Data listing |
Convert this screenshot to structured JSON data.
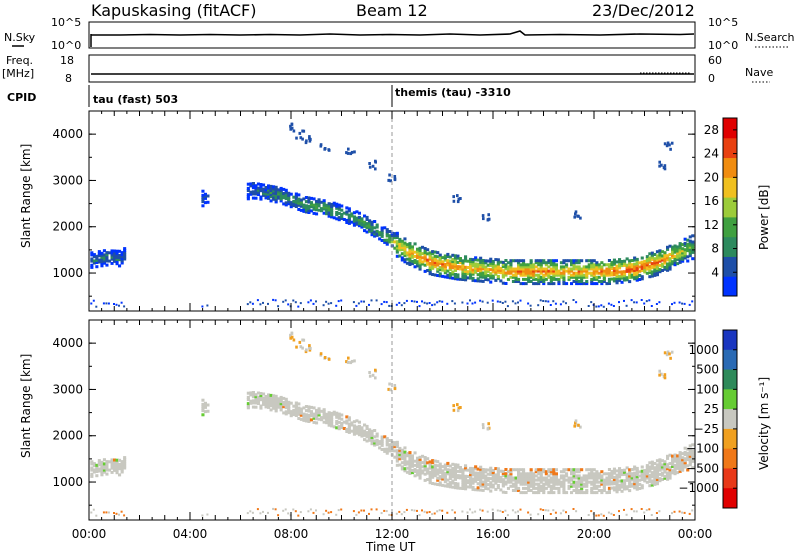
{
  "header": {
    "station": "Kapuskasing (fitACF)",
    "beam": "Beam 12",
    "date": "23/Dec/2012"
  },
  "strip_panels": {
    "nsky": {
      "label": "N.Sky",
      "left_ticks": [
        "10^5",
        "10^0"
      ],
      "right_label": "N.Search",
      "right_ticks": [
        "10^5",
        "10^0"
      ]
    },
    "freq": {
      "label": "Freq.",
      "unit": "[MHz]",
      "left_ticks": [
        "18",
        "8"
      ],
      "right_label": "Nave",
      "right_ticks": [
        "60",
        "0"
      ]
    },
    "cpid": {
      "label": "CPID",
      "programs": [
        "tau (fast) 503",
        "themis (tau) -3310"
      ]
    }
  },
  "colors": {
    "power_scale": [
      "#0033ff",
      "#1e4fa8",
      "#2d8a5e",
      "#3fa040",
      "#9ccc3a",
      "#f0c020",
      "#f08c10",
      "#e84010",
      "#e00000"
    ],
    "velocity_scale": [
      "#1a36c0",
      "#2a6ab4",
      "#2e8a5a",
      "#66cc33",
      "#c8c8c0",
      "#f0a020",
      "#f07818",
      "#e83818",
      "#e00000"
    ]
  },
  "chart_data": [
    {
      "type": "heatmap",
      "title": "Power",
      "xlabel": "Time UT",
      "ylabel": "Slant Range [km]",
      "x_ticks": [
        "00:00",
        "04:00",
        "08:00",
        "12:00",
        "16:00",
        "20:00",
        "00:00"
      ],
      "y_ticks": [
        "1000",
        "2000",
        "3000",
        "4000"
      ],
      "x_range_hours": [
        0,
        24
      ],
      "y_range_km": [
        180,
        4500
      ],
      "colorbar": {
        "label": "Power [dB]",
        "ticks": [
          "4",
          "8",
          "12",
          "16",
          "20",
          "24",
          "28"
        ],
        "range": [
          0,
          30
        ]
      },
      "scatter_band": {
        "time_h": [
          0.1,
          0.6,
          1.2,
          4.5,
          6.5,
          7.5,
          8.5,
          9.5,
          10.5,
          11.5,
          12.5,
          13.5,
          14.5,
          15.5,
          16.5,
          17.5,
          18.5,
          19.5,
          20.5,
          21.5,
          22.5,
          23.5,
          23.9
        ],
        "range_km": [
          1250,
          1300,
          1280,
          2600,
          2750,
          2650,
          2450,
          2350,
          2150,
          1850,
          1450,
          1200,
          1100,
          1050,
          1000,
          1000,
          1000,
          1000,
          1000,
          1050,
          1200,
          1450,
          1550
        ],
        "peak_power_db": [
          6,
          8,
          6,
          4,
          6,
          10,
          12,
          12,
          10,
          12,
          20,
          24,
          22,
          20,
          22,
          24,
          22,
          22,
          24,
          26,
          24,
          16,
          10
        ]
      }
    },
    {
      "type": "heatmap",
      "title": "Velocity",
      "xlabel": "Time UT",
      "ylabel": "Slant Range [km]",
      "x_ticks": [
        "00:00",
        "04:00",
        "08:00",
        "12:00",
        "16:00",
        "20:00",
        "00:00"
      ],
      "y_ticks": [
        "1000",
        "2000",
        "3000",
        "4000"
      ],
      "x_range_hours": [
        0,
        24
      ],
      "y_range_km": [
        180,
        4500
      ],
      "colorbar": {
        "label": "Velocity [m s⁻¹]",
        "ticks": [
          "1000",
          "500",
          "100",
          "25",
          "−25",
          "−100",
          "−500",
          "−1000"
        ]
      },
      "dominant_velocity": "near zero (grey)"
    }
  ]
}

To be done | Output a faithful copy of the data, with each picture left out.

Solved problem |
Convert this screenshot to structured JSON data.
{
  "header": {
    "station": "Kapuskasing (fitACF)",
    "beam": "Beam 12",
    "date": "23/Dec/2012"
  },
  "strip_panels": {
    "nsky": {
      "label": "N.Sky",
      "left_ticks": [
        "10^5",
        "10^0"
      ],
      "right_label": "N.Search",
      "right_ticks": [
        "10^5",
        "10^0"
      ]
    },
    "freq": {
      "label": "Freq.",
      "unit": "[MHz]",
      "left_ticks": [
        "18",
        "8"
      ],
      "right_label": "Nave",
      "right_ticks": [
        "60",
        "0"
      ]
    },
    "cpid": {
      "label": "CPID",
      "programs": [
        "tau (fast) 503",
        "themis (tau) -3310"
      ]
    }
  },
  "colors": {
    "power_scale": [
      "#0033ff",
      "#1e4fa8",
      "#2d8a5e",
      "#3fa040",
      "#9ccc3a",
      "#f0c020",
      "#f08c10",
      "#e84010",
      "#e00000"
    ],
    "velocity_scale": [
      "#1a36c0",
      "#2a6ab4",
      "#2e8a5a",
      "#66cc33",
      "#c8c8c0",
      "#f0a020",
      "#f07818",
      "#e83818",
      "#e00000"
    ]
  },
  "chart_data": [
    {
      "type": "heatmap",
      "title": "Power",
      "xlabel": "Time UT",
      "ylabel": "Slant Range [km]",
      "x_ticks": [
        "00:00",
        "04:00",
        "08:00",
        "12:00",
        "16:00",
        "20:00",
        "00:00"
      ],
      "y_ticks": [
        "1000",
        "2000",
        "3000",
        "4000"
      ],
      "x_range_hours": [
        0,
        24
      ],
      "y_range_km": [
        180,
        4500
      ],
      "colorbar": {
        "label": "Power [dB]",
        "ticks": [
          "4",
          "8",
          "12",
          "16",
          "20",
          "24",
          "28"
        ],
        "range": [
          0,
          30
        ]
      },
      "scatter_band": {
        "time_h": [
          0.1,
          0.6,
          1.2,
          4.5,
          6.5,
          7.5,
          8.5,
          9.5,
          10.5,
          11.5,
          12.5,
          13.5,
          14.5,
          15.5,
          16.5,
          17.5,
          18.5,
          19.5,
          20.5,
          21.5,
          22.5,
          23.5,
          23.9
        ],
        "range_km": [
          1250,
          1300,
          1280,
          2600,
          2750,
          2650,
          2450,
          2350,
          2150,
          1850,
          1450,
          1200,
          1100,
          1050,
          1000,
          1000,
          1000,
          1000,
          1000,
          1050,
          1200,
          1450,
          1550
        ],
        "peak_power_db": [
          6,
          8,
          6,
          4,
          6,
          10,
          12,
          12,
          10,
          12,
          20,
          24,
          22,
          20,
          22,
          24,
          22,
          22,
          24,
          26,
          24,
          16,
          10
        ]
      }
    },
    {
      "type": "heatmap",
      "title": "Velocity",
      "xlabel": "Time UT",
      "ylabel": "Slant Range [km]",
      "x_ticks": [
        "00:00",
        "04:00",
        "08:00",
        "12:00",
        "16:00",
        "20:00",
        "00:00"
      ],
      "y_ticks": [
        "1000",
        "2000",
        "3000",
        "4000"
      ],
      "x_range_hours": [
        0,
        24
      ],
      "y_range_km": [
        180,
        4500
      ],
      "colorbar": {
        "label": "Velocity [m s⁻¹]",
        "ticks": [
          "1000",
          "500",
          "100",
          "25",
          "−25",
          "−100",
          "−500",
          "−1000"
        ]
      },
      "dominant_velocity": "near zero (grey)"
    }
  ]
}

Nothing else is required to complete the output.